What you will do: Show all lines holding "series".

☆ ☆ ☆ ☆

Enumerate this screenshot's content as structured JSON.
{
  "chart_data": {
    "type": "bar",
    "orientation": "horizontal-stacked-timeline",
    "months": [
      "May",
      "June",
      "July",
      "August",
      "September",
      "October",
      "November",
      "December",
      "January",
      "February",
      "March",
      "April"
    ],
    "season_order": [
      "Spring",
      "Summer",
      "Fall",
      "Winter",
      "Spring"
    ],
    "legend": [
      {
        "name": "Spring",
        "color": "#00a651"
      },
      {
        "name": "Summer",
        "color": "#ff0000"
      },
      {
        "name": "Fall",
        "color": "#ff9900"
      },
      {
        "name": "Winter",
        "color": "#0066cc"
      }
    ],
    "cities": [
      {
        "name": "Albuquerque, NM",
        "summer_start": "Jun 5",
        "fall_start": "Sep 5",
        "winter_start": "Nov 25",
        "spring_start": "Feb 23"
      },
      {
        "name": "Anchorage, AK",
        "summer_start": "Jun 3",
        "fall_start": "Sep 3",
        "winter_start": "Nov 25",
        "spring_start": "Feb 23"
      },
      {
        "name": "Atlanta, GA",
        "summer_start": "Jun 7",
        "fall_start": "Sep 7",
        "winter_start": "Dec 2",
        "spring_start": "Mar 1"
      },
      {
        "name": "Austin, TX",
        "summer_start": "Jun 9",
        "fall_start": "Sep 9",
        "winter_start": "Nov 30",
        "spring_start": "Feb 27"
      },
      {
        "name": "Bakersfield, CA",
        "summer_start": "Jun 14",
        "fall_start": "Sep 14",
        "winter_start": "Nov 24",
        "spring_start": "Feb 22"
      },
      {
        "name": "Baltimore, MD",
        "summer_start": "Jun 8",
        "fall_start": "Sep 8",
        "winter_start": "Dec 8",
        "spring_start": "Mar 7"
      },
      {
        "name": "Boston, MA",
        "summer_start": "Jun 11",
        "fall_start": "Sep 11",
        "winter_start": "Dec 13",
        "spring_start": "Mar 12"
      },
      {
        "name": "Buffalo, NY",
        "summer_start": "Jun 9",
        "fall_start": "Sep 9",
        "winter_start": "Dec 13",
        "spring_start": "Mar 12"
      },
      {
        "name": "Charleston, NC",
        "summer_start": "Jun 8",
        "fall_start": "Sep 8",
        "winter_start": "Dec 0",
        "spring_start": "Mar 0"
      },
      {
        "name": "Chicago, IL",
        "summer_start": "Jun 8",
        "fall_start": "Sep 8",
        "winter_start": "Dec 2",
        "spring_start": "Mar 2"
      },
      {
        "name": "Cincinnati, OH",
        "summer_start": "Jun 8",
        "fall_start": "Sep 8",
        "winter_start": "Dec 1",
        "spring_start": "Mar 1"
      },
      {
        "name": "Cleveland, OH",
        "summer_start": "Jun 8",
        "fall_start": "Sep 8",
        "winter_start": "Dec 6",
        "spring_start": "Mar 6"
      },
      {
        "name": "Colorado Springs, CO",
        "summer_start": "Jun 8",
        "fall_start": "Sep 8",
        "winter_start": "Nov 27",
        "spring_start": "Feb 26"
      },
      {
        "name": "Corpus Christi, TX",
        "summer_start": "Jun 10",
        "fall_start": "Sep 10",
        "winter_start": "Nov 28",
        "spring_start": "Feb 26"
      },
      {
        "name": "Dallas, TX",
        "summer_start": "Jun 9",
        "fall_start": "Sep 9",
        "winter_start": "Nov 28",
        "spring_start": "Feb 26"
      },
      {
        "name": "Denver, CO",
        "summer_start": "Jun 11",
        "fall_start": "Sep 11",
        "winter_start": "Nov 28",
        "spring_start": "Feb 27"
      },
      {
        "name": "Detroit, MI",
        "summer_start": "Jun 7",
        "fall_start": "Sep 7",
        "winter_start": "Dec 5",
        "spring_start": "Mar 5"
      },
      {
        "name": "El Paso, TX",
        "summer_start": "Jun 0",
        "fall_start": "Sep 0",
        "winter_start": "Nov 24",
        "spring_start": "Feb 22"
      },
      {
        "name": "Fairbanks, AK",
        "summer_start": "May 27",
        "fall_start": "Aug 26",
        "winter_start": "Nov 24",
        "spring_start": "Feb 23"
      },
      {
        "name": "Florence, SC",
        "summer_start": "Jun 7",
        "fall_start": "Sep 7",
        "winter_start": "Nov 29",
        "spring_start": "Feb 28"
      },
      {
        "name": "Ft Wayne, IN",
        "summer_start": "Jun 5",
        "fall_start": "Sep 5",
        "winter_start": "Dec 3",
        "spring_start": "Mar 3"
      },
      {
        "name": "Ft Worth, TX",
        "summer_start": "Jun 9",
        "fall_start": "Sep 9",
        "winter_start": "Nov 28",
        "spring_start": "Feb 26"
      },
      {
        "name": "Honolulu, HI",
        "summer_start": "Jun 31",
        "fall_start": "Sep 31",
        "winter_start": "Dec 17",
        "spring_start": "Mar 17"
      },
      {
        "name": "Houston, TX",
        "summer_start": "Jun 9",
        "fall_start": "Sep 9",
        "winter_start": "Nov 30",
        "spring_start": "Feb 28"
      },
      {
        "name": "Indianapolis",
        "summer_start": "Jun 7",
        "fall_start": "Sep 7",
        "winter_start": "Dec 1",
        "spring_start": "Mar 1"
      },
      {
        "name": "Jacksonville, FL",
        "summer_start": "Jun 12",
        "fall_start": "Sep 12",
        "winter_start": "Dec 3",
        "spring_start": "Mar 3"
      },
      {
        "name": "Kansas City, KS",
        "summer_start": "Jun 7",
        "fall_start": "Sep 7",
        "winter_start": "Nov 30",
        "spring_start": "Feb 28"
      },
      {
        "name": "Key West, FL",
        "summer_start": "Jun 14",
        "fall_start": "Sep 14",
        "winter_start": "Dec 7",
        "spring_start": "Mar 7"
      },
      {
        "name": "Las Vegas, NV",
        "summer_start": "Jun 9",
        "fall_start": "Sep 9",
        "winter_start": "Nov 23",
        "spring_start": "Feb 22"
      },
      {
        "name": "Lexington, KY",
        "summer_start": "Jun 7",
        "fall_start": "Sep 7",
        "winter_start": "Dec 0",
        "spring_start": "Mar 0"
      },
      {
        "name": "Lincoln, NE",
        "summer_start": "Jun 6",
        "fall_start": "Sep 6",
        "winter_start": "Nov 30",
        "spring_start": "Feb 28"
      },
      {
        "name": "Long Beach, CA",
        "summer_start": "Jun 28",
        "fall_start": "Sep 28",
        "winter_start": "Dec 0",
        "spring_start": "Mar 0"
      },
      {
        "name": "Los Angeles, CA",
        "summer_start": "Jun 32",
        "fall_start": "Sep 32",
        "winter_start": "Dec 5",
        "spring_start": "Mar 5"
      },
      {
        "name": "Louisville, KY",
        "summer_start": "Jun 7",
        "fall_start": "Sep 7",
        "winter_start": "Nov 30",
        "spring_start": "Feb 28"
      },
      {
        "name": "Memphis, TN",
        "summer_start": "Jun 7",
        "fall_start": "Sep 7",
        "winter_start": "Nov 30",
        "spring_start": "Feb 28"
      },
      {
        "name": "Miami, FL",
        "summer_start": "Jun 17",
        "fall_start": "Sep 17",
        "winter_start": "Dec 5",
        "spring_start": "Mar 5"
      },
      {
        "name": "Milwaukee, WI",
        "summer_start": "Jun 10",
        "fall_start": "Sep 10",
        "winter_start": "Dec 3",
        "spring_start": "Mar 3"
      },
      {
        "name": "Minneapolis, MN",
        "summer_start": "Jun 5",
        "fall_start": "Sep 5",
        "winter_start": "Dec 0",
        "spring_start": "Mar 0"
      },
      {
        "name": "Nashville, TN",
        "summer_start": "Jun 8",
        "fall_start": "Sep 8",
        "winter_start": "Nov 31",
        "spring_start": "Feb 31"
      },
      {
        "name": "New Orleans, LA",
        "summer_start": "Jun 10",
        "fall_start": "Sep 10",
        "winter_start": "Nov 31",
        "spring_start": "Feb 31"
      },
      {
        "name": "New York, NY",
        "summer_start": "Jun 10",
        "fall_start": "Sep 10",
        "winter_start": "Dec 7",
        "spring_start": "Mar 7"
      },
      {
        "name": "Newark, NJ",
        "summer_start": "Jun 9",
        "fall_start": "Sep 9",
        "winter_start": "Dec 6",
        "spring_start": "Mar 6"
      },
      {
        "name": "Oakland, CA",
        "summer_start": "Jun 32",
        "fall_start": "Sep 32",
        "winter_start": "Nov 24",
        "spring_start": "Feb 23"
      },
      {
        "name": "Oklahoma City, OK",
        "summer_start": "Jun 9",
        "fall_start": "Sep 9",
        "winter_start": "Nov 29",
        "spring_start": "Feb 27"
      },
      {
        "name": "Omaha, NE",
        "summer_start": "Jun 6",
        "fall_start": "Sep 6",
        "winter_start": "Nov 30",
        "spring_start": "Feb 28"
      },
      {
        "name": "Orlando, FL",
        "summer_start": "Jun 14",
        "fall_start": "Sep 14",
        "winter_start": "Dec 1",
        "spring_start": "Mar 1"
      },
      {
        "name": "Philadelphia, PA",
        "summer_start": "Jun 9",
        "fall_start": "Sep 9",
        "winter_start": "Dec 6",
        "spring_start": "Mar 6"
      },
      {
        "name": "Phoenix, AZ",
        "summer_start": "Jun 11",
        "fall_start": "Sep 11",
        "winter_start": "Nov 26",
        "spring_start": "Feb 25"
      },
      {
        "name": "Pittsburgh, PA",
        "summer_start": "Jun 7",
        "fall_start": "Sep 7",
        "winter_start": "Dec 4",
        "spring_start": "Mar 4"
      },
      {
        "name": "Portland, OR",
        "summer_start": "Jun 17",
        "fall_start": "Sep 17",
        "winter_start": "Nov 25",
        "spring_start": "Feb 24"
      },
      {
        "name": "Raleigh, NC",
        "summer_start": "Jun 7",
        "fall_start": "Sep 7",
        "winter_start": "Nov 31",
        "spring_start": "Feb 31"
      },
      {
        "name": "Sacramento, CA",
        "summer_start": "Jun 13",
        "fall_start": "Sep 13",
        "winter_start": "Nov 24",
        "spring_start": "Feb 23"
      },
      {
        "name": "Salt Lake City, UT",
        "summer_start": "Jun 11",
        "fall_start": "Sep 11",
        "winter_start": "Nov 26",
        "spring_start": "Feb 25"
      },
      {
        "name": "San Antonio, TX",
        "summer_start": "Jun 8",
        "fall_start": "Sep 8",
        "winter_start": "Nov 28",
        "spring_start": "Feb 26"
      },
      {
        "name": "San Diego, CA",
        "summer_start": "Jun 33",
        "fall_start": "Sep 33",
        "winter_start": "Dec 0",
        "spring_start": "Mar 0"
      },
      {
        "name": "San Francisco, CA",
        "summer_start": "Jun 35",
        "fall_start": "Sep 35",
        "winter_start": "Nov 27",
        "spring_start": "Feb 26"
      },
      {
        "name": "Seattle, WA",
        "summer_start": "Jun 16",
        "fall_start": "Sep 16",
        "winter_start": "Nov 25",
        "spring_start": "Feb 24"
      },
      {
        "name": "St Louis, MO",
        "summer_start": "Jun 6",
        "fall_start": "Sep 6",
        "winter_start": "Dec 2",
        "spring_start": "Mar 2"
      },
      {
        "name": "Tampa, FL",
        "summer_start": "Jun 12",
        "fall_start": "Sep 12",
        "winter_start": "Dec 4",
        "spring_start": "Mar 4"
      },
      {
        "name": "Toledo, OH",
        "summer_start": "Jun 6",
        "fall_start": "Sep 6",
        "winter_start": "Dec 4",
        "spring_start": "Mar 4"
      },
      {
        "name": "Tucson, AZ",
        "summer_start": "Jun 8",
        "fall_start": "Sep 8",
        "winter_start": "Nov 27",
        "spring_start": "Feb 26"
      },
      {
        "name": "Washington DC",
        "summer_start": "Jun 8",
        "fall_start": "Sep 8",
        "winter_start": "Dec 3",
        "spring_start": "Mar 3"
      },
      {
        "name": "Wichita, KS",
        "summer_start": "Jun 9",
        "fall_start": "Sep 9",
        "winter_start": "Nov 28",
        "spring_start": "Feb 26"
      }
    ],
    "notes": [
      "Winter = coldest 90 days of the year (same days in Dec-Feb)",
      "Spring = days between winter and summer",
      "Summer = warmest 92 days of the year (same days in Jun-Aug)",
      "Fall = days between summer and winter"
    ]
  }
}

☆ ☆ ☆ ☆

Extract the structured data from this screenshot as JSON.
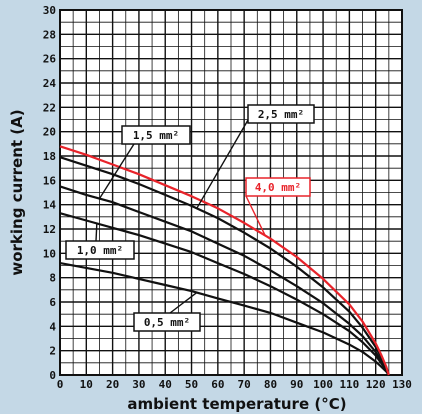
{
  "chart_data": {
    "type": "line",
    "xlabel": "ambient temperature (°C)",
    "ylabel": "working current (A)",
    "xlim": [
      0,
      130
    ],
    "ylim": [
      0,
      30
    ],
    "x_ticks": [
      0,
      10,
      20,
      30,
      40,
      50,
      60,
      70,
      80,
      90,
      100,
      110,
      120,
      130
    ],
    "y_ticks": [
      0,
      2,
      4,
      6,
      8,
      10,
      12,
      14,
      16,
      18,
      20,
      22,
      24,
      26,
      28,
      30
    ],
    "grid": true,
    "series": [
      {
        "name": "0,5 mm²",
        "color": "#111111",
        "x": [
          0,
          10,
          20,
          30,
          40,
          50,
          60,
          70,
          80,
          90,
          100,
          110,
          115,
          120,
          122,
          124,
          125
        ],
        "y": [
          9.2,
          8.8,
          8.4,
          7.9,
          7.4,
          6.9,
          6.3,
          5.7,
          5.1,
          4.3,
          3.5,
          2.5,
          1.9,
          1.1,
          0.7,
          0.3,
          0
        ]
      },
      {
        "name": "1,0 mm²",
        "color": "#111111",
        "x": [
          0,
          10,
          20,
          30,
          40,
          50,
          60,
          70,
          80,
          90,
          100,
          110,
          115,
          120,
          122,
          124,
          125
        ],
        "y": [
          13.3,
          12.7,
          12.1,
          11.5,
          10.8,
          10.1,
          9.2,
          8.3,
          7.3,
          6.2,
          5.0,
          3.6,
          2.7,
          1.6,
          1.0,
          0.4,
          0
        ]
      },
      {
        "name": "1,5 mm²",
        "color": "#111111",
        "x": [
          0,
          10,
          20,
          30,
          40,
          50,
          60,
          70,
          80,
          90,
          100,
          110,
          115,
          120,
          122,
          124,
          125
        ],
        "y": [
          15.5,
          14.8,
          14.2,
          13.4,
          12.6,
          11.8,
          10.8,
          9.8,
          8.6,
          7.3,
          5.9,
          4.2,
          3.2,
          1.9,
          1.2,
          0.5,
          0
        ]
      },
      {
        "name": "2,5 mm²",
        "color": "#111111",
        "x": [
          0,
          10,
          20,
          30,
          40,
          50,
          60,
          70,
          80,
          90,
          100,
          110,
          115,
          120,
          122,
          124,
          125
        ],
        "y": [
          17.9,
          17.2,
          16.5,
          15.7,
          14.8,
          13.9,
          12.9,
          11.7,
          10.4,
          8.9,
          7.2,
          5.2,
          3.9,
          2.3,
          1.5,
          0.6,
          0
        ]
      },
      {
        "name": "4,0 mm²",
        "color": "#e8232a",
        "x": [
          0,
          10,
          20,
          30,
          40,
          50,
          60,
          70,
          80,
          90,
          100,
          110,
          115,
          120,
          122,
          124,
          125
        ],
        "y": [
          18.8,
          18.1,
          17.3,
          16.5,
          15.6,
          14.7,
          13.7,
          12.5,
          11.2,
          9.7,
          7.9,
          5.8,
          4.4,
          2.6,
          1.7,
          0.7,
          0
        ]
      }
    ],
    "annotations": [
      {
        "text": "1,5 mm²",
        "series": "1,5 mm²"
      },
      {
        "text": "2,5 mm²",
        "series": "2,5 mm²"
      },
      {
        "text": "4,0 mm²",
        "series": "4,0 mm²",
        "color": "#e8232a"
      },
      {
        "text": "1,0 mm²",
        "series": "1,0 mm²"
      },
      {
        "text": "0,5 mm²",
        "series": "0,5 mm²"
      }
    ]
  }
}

☆ ☆ ☆ ☆

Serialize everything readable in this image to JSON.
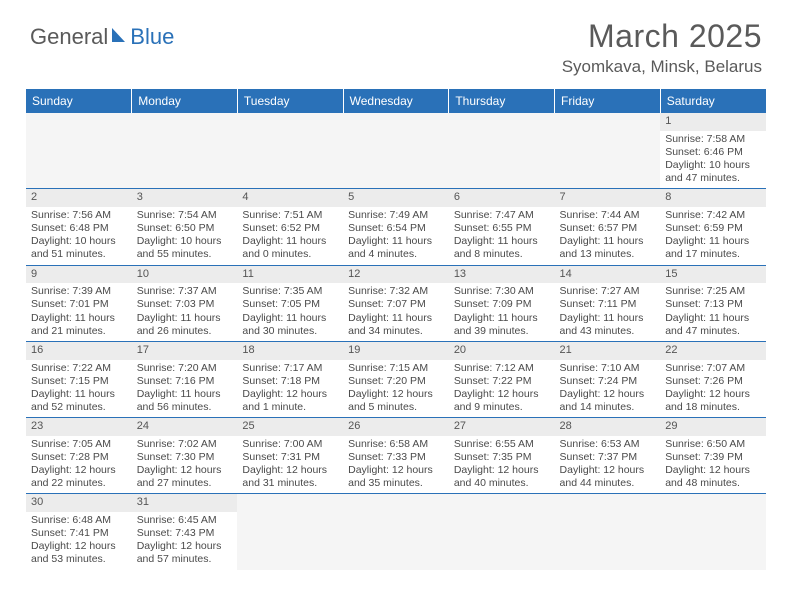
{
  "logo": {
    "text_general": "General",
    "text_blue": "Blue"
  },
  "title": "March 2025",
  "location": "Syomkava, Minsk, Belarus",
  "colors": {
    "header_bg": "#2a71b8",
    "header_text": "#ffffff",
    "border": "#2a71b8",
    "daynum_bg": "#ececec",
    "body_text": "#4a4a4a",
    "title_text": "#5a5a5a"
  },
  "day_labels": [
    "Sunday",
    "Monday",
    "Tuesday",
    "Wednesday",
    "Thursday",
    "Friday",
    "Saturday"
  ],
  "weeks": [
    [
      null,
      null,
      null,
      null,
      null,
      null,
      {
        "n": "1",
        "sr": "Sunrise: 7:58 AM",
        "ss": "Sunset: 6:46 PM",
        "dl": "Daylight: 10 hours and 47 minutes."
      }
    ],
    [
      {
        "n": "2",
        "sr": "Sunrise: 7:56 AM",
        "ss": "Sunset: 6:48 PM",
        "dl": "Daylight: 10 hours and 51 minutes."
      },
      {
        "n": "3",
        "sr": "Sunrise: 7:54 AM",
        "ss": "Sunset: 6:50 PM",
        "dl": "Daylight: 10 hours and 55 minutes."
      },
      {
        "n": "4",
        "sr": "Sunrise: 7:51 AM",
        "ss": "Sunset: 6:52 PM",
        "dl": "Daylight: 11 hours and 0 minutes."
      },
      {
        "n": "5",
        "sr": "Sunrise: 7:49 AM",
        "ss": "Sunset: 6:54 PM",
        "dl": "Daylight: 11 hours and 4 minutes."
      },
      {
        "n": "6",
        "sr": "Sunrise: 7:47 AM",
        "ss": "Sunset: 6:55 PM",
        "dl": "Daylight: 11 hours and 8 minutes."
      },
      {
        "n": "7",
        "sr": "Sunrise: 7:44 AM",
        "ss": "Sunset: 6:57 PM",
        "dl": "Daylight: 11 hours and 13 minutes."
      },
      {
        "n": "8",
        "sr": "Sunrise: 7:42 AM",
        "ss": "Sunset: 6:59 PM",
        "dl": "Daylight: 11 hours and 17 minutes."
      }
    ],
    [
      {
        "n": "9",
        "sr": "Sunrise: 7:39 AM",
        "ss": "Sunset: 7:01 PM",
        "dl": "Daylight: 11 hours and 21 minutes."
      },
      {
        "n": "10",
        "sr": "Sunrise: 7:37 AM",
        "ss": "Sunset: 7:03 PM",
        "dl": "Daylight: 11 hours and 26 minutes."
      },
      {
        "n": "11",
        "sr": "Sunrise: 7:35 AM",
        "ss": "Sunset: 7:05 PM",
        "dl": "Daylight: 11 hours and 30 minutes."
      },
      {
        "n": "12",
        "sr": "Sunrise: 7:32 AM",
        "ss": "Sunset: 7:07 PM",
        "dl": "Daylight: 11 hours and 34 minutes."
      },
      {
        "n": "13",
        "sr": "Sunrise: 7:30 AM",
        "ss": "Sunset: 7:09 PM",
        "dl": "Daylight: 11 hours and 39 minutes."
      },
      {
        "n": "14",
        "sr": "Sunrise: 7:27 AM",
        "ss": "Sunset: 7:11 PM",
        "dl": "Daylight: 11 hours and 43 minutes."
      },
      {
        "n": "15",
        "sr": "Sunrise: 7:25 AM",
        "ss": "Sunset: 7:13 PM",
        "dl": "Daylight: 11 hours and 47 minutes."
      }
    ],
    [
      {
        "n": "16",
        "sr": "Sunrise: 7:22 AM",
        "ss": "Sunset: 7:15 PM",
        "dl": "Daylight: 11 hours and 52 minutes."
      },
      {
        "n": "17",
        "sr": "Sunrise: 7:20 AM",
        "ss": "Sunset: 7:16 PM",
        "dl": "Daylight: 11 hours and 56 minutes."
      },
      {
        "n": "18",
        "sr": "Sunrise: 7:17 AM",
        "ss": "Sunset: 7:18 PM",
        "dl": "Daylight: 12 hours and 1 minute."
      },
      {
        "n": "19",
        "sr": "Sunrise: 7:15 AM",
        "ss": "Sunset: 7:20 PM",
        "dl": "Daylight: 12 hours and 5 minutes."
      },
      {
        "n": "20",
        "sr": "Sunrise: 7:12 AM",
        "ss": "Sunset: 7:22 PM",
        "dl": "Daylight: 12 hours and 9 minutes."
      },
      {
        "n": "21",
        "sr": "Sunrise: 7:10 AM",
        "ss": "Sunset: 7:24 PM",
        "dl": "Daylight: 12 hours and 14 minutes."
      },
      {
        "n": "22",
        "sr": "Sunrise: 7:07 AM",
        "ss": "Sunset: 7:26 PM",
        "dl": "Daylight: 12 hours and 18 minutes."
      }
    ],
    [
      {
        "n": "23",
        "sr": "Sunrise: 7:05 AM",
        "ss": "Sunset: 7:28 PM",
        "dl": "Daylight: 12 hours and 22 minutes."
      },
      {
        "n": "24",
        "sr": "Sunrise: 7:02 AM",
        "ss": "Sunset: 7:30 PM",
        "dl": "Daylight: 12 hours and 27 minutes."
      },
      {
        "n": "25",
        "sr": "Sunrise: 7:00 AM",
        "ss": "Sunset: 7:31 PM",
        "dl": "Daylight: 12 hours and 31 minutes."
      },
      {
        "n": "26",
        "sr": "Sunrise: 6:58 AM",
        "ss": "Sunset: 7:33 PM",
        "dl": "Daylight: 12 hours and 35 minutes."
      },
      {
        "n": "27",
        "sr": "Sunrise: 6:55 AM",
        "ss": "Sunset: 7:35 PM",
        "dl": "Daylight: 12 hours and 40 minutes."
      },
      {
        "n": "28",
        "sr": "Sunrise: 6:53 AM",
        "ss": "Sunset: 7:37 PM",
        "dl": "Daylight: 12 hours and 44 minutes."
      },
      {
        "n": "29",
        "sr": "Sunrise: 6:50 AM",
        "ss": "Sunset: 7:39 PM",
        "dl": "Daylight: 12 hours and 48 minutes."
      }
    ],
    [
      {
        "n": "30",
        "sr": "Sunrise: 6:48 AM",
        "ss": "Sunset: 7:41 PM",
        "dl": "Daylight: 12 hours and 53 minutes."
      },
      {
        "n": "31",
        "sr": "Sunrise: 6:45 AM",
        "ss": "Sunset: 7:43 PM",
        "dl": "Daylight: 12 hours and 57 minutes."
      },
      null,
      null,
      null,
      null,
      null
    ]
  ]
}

☆ ☆ ☆ ☆

Solution to the problem:
    "series": [
        "series": "1,5 mm²"
        "series": "2,5 mm²"
        "series": "4,0 mm²",
        "series": "1,0 mm²"
        "series": "0,5 mm²"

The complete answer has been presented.